What is needed: Using the data beneath, show every line that includes the word "axis".

Dataset records:

* * * * * * *

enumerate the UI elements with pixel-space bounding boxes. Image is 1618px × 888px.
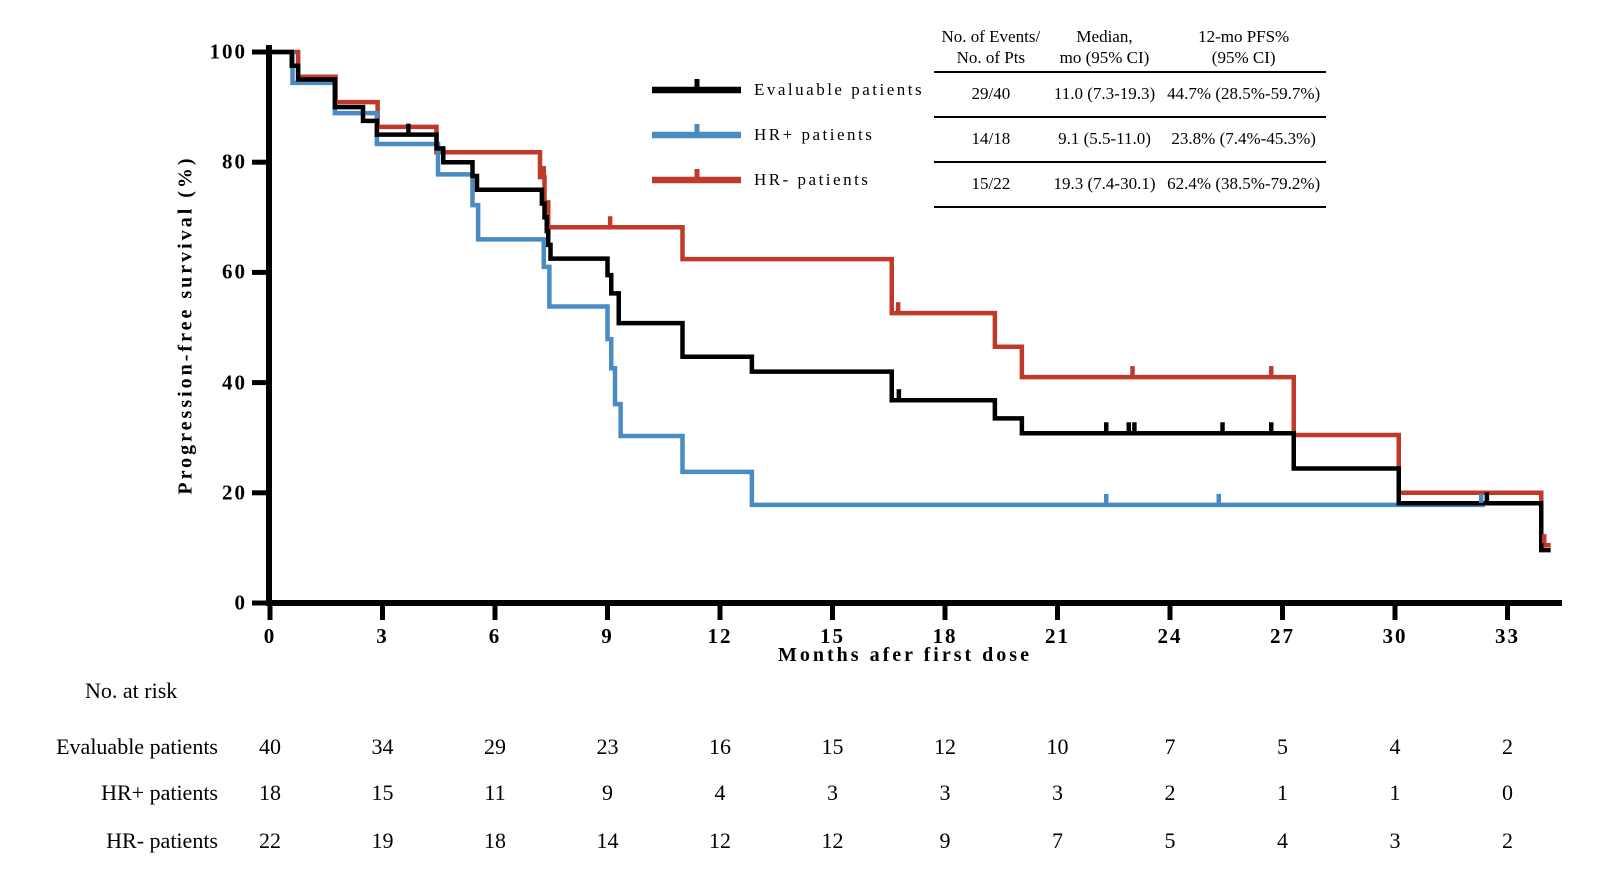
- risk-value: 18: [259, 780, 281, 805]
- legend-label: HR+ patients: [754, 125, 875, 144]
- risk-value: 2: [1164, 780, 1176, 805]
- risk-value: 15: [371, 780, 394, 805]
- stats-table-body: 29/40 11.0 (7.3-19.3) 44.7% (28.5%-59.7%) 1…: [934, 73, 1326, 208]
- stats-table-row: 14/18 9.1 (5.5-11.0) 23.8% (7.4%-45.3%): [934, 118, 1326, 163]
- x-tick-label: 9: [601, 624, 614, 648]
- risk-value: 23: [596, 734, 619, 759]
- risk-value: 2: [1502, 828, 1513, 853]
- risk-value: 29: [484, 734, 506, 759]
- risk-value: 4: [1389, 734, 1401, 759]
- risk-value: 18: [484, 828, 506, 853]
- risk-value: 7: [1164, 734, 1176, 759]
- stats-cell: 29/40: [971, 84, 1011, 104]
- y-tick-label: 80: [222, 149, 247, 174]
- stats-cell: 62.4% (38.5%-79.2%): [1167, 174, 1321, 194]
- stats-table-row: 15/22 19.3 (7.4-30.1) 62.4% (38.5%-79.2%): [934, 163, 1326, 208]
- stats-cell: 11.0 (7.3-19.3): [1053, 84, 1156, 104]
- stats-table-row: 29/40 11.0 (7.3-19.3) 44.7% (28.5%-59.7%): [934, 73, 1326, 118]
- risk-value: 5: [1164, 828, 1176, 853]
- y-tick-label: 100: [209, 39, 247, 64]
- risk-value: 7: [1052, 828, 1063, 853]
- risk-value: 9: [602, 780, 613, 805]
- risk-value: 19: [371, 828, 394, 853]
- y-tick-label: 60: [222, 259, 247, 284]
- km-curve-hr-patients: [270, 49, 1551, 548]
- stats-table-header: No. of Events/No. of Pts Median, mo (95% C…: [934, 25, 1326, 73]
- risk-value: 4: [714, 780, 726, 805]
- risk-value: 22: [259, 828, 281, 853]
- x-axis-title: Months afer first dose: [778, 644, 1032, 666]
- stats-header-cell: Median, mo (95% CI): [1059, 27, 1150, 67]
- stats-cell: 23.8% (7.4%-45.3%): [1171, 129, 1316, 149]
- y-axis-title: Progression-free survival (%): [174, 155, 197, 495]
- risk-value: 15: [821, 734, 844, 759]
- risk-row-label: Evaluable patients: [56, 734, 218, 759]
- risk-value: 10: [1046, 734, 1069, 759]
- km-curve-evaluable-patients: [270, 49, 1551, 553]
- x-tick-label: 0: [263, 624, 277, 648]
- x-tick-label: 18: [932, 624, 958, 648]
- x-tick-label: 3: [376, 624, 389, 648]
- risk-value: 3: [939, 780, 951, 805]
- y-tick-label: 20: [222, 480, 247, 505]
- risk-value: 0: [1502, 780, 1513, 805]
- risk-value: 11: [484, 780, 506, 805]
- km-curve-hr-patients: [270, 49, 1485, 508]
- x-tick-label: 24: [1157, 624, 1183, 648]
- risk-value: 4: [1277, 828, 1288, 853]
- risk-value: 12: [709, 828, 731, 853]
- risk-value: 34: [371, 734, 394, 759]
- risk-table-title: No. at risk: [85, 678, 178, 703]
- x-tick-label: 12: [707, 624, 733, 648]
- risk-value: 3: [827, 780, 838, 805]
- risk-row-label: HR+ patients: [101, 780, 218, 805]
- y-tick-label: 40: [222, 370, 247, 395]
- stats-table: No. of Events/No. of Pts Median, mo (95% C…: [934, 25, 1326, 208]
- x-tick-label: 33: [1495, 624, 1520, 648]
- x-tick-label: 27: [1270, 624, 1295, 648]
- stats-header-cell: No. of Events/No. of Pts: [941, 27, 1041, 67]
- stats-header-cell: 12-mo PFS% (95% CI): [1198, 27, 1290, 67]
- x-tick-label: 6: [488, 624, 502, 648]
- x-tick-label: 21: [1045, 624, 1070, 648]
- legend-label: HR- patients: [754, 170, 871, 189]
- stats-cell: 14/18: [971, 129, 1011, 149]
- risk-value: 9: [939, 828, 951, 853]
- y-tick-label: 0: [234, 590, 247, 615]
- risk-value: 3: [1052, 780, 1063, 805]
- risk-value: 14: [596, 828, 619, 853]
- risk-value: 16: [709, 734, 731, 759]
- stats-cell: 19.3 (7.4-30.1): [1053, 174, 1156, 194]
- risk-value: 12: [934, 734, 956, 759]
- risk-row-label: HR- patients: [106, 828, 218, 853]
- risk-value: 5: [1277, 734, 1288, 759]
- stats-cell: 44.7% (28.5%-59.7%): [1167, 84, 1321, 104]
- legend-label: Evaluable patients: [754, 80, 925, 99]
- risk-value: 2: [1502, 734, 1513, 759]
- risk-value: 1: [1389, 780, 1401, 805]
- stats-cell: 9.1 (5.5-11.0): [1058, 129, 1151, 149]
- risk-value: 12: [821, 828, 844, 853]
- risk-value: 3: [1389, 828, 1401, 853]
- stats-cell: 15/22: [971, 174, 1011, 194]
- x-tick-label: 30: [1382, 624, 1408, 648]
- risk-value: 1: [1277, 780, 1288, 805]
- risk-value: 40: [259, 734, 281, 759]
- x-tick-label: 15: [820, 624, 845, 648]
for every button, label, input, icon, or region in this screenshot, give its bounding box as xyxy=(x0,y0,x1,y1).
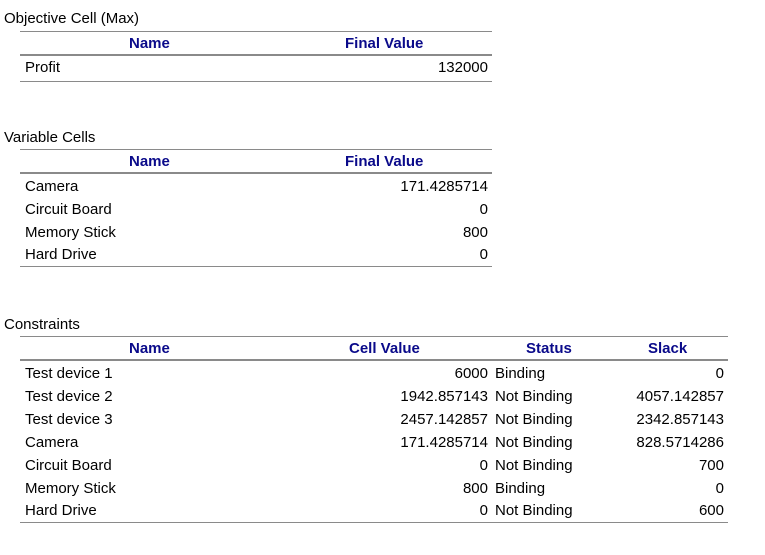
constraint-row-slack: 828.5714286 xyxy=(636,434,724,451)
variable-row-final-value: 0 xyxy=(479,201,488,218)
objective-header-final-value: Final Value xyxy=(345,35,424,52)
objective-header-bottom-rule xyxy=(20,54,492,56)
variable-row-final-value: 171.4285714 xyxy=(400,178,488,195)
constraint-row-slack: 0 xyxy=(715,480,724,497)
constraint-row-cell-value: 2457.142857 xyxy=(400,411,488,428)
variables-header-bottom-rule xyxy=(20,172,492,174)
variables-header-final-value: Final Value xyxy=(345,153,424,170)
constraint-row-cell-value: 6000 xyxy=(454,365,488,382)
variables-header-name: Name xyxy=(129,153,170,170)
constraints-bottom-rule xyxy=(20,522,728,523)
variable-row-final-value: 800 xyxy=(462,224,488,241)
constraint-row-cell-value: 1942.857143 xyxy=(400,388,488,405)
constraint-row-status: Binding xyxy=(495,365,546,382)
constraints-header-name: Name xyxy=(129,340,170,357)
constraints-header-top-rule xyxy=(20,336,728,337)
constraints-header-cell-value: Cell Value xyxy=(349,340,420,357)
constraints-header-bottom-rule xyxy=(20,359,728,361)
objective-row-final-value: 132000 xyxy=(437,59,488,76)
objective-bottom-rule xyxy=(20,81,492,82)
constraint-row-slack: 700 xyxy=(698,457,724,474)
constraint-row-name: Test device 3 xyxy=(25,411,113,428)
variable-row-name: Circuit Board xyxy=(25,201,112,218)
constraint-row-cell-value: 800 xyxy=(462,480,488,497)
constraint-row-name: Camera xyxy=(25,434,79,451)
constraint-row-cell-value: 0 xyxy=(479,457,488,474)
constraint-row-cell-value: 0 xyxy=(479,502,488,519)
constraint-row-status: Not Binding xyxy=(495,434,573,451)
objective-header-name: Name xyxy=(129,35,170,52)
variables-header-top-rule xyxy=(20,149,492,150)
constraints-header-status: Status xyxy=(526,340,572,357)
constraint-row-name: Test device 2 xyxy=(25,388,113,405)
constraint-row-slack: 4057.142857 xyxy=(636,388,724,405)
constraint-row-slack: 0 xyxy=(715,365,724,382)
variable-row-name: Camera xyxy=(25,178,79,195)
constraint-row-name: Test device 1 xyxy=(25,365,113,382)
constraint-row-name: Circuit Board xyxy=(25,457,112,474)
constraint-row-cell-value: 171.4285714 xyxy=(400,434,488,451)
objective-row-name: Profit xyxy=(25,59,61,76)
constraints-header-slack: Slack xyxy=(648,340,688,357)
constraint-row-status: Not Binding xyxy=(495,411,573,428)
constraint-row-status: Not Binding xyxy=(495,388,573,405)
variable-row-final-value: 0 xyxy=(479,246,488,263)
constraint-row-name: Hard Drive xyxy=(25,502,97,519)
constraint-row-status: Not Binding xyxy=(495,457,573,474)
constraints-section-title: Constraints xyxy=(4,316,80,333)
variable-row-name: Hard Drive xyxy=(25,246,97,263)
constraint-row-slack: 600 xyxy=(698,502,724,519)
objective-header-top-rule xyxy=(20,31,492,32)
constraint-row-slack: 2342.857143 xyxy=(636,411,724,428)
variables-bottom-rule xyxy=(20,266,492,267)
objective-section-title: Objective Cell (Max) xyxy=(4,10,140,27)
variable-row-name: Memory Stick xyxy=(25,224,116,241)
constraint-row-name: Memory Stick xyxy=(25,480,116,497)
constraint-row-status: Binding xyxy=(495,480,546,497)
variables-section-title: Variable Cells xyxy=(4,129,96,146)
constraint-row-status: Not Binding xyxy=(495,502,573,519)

* * * * * * *

Solution to the exercise:
- x-axis-title: Months afer first dose: [778, 644, 1032, 666]
- y-axis-title: Progression-free survival (%): [174, 155, 197, 495]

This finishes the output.